→ DO THIS: Reproduce all of the data exactly.

→ RAW RECORDS:
=======

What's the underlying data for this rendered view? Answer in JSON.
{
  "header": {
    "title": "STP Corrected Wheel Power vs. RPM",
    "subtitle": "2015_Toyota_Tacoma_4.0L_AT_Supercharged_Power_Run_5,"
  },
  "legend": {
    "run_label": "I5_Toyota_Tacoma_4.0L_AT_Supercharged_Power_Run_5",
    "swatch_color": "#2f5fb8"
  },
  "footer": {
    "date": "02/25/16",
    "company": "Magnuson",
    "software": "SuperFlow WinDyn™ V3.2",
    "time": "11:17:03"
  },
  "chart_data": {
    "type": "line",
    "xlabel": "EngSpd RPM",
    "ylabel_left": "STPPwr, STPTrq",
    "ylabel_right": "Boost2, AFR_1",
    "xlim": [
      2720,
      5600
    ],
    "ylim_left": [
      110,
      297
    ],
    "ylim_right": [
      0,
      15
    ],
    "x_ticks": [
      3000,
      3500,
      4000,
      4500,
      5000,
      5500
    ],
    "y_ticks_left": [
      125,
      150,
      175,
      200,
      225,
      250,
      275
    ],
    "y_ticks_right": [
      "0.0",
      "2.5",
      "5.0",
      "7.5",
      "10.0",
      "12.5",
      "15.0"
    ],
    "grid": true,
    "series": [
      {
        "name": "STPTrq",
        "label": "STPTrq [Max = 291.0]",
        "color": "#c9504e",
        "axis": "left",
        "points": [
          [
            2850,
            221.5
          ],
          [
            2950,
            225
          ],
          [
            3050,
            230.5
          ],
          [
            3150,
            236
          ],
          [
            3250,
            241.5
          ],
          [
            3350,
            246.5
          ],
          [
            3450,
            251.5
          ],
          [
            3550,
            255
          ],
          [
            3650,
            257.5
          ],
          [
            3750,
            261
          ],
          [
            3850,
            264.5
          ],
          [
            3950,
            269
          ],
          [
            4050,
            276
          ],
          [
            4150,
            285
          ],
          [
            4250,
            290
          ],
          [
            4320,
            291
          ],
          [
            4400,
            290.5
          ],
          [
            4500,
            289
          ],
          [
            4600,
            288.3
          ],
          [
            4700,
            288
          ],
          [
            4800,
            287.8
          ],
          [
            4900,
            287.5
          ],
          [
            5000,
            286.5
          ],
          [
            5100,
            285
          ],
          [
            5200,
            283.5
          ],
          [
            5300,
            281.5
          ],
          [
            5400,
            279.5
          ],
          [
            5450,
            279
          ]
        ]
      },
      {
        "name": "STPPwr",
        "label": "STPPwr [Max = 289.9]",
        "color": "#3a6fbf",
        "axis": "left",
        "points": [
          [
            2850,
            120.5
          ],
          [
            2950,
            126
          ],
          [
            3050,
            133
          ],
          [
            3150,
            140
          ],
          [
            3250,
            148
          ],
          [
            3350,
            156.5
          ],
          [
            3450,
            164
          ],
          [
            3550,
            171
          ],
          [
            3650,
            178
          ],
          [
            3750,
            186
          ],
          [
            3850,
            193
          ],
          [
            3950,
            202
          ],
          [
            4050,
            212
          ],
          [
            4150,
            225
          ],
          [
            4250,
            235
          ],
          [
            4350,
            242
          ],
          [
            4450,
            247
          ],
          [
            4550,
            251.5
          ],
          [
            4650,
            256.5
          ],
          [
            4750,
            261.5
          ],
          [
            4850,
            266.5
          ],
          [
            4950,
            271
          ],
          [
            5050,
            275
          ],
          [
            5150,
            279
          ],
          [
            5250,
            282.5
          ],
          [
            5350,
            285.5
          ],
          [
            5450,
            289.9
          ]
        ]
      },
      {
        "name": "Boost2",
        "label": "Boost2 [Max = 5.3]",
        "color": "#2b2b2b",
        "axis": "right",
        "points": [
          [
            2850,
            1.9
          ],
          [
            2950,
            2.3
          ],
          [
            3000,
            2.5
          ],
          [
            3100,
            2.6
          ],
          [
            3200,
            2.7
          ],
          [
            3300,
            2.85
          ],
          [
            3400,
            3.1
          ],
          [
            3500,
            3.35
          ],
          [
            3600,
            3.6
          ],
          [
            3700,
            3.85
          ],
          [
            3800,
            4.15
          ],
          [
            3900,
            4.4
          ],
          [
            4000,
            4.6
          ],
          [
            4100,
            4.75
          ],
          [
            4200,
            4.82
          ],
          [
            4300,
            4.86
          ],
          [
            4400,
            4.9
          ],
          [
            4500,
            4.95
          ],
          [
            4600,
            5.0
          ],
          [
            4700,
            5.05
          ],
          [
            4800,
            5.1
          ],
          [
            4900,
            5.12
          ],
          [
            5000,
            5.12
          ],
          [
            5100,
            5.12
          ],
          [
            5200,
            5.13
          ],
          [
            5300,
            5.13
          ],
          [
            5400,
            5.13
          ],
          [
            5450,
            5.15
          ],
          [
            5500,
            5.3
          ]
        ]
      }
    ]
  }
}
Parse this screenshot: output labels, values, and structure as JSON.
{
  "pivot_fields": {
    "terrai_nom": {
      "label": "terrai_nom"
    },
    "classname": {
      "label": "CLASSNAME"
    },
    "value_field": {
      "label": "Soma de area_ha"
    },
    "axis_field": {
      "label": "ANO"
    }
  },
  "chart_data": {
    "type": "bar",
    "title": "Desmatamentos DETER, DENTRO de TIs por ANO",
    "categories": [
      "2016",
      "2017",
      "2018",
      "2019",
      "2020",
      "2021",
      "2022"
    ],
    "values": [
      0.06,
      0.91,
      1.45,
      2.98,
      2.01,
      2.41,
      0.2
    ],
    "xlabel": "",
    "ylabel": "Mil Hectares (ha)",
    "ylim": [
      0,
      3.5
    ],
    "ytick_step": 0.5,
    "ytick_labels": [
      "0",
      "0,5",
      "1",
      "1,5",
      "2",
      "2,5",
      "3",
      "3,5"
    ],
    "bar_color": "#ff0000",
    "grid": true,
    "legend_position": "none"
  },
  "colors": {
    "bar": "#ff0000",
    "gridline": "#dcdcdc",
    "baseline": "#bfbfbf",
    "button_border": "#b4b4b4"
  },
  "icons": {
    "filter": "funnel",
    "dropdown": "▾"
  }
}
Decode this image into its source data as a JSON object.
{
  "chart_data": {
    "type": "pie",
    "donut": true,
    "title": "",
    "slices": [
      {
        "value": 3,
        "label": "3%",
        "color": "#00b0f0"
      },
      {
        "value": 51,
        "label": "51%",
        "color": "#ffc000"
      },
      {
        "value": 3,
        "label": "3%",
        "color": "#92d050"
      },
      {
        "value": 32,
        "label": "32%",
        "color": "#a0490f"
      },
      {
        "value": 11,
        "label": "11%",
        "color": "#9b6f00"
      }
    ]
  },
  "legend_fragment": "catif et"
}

=======

→ FULL ANSWER:
What's the underlying data for this rendered view? Answer in JSON.
{
  "header": {
    "title": "STP Corrected Wheel Power vs. RPM",
    "subtitle": "2015_Toyota_Tacoma_4.0L_AT_Supercharged_Power_Run_5,"
  },
  "legend": {
    "run_label": "I5_Toyota_Tacoma_4.0L_AT_Supercharged_Power_Run_5",
    "swatch_color": "#2f5fb8"
  },
  "footer": {
    "date": "02/25/16",
    "company": "Magnuson",
    "software": "SuperFlow WinDyn™ V3.2",
    "time": "11:17:03"
  },
  "chart_data": {
    "type": "line",
    "xlabel": "EngSpd RPM",
    "ylabel_left": "STPPwr, STPTrq",
    "ylabel_right": "Boost2, AFR_1",
    "xlim": [
      2720,
      5600
    ],
    "ylim_left": [
      110,
      297
    ],
    "ylim_right": [
      0,
      15
    ],
    "x_ticks": [
      3000,
      3500,
      4000,
      4500,
      5000,
      5500
    ],
    "y_ticks_left": [
      125,
      150,
      175,
      200,
      225,
      250,
      275
    ],
    "y_ticks_right": [
      "0.0",
      "2.5",
      "5.0",
      "7.5",
      "10.0",
      "12.5",
      "15.0"
    ],
    "grid": true,
    "series": [
      {
        "name": "STPTrq",
        "label": "STPTrq [Max = 291.0]",
        "color": "#c9504e",
        "axis": "left",
        "points": [
          [
            2850,
            221.5
          ],
          [
            2950,
            225
          ],
          [
            3050,
            230.5
          ],
          [
            3150,
            236
          ],
          [
            3250,
            241.5
          ],
          [
            3350,
            246.5
          ],
          [
            3450,
            251.5
          ],
          [
            3550,
            255
          ],
          [
            3650,
            257.5
          ],
          [
            3750,
            261
          ],
          [
            3850,
            264.5
          ],
          [
            3950,
            269
          ],
          [
            4050,
            276
          ],
          [
            4150,
            285
          ],
          [
            4250,
            290
          ],
          [
            4320,
            291
          ],
          [
            4400,
            290.5
          ],
          [
            4500,
            289
          ],
          [
            4600,
            288.3
          ],
          [
            4700,
            288
          ],
          [
            4800,
            287.8
          ],
          [
            4900,
            287.5
          ],
          [
            5000,
            286.5
          ],
          [
            5100,
            285
          ],
          [
            5200,
            283.5
          ],
          [
            5300,
            281.5
          ],
          [
            5400,
            279.5
          ],
          [
            5450,
            279
          ]
        ]
      },
      {
        "name": "STPPwr",
        "label": "STPPwr [Max = 289.9]",
        "color": "#3a6fbf",
        "axis": "left",
        "points": [
          [
            2850,
            120.5
          ],
          [
            2950,
            126
          ],
          [
            3050,
            133
          ],
          [
            3150,
            140
          ],
          [
            3250,
            148
          ],
          [
            3350,
            156.5
          ],
          [
            3450,
            164
          ],
          [
            3550,
            171
          ],
          [
            3650,
            178
          ],
          [
            3750,
            186
          ],
          [
            3850,
            193
          ],
          [
            3950,
            202
          ],
          [
            4050,
            212
          ],
          [
            4150,
            225
          ],
          [
            4250,
            235
          ],
          [
            4350,
            242
          ],
          [
            4450,
            247
          ],
          [
            4550,
            251.5
          ],
          [
            4650,
            256.5
          ],
          [
            4750,
            261.5
          ],
          [
            4850,
            266.5
          ],
          [
            4950,
            271
          ],
          [
            5050,
            275
          ],
          [
            5150,
            279
          ],
          [
            5250,
            282.5
          ],
          [
            5350,
            285.5
          ],
          [
            5450,
            289.9
          ]
        ]
      },
      {
        "name": "Boost2",
        "label": "Boost2 [Max = 5.3]",
        "color": "#2b2b2b",
        "axis": "right",
        "points": [
          [
            2850,
            1.9
          ],
          [
            2950,
            2.3
          ],
          [
            3000,
            2.5
          ],
          [
            3100,
            2.6
          ],
          [
            3200,
            2.7
          ],
          [
            3300,
            2.85
          ],
          [
            3400,
            3.1
          ],
          [
            3500,
            3.35
          ],
          [
            3600,
            3.6
          ],
          [
            3700,
            3.85
          ],
          [
            3800,
            4.15
          ],
          [
            3900,
            4.4
          ],
          [
            4000,
            4.6
          ],
          [
            4100,
            4.75
          ],
          [
            4200,
            4.82
          ],
          [
            4300,
            4.86
          ],
          [
            4400,
            4.9
          ],
          [
            4500,
            4.95
          ],
          [
            4600,
            5.0
          ],
          [
            4700,
            5.05
          ],
          [
            4800,
            5.1
          ],
          [
            4900,
            5.12
          ],
          [
            5000,
            5.12
          ],
          [
            5100,
            5.12
          ],
          [
            5200,
            5.13
          ],
          [
            5300,
            5.13
          ],
          [
            5400,
            5.13
          ],
          [
            5450,
            5.15
          ],
          [
            5500,
            5.3
          ]
        ]
      }
    ]
  }
}
Parse this screenshot: output labels, values, and structure as JSON.
{
  "pivot_fields": {
    "terrai_nom": {
      "label": "terrai_nom"
    },
    "classname": {
      "label": "CLASSNAME"
    },
    "value_field": {
      "label": "Soma de area_ha"
    },
    "axis_field": {
      "label": "ANO"
    }
  },
  "chart_data": {
    "type": "bar",
    "title": "Desmatamentos DETER, DENTRO de TIs por ANO",
    "categories": [
      "2016",
      "2017",
      "2018",
      "2019",
      "2020",
      "2021",
      "2022"
    ],
    "values": [
      0.06,
      0.91,
      1.45,
      2.98,
      2.01,
      2.41,
      0.2
    ],
    "xlabel": "",
    "ylabel": "Mil Hectares (ha)",
    "ylim": [
      0,
      3.5
    ],
    "ytick_step": 0.5,
    "ytick_labels": [
      "0",
      "0,5",
      "1",
      "1,5",
      "2",
      "2,5",
      "3",
      "3,5"
    ],
    "bar_color": "#ff0000",
    "grid": true,
    "legend_position": "none"
  },
  "colors": {
    "bar": "#ff0000",
    "gridline": "#dcdcdc",
    "baseline": "#bfbfbf",
    "button_border": "#b4b4b4"
  },
  "icons": {
    "filter": "funnel",
    "dropdown": "▾"
  }
}
Decode this image into its source data as a JSON object.
{
  "chart_data": {
    "type": "pie",
    "donut": true,
    "title": "",
    "slices": [
      {
        "value": 3,
        "label": "3%",
        "color": "#00b0f0"
      },
      {
        "value": 51,
        "label": "51%",
        "color": "#ffc000"
      },
      {
        "value": 3,
        "label": "3%",
        "color": "#92d050"
      },
      {
        "value": 32,
        "label": "32%",
        "color": "#a0490f"
      },
      {
        "value": 11,
        "label": "11%",
        "color": "#9b6f00"
      }
    ]
  },
  "legend_fragment": "catif et"
}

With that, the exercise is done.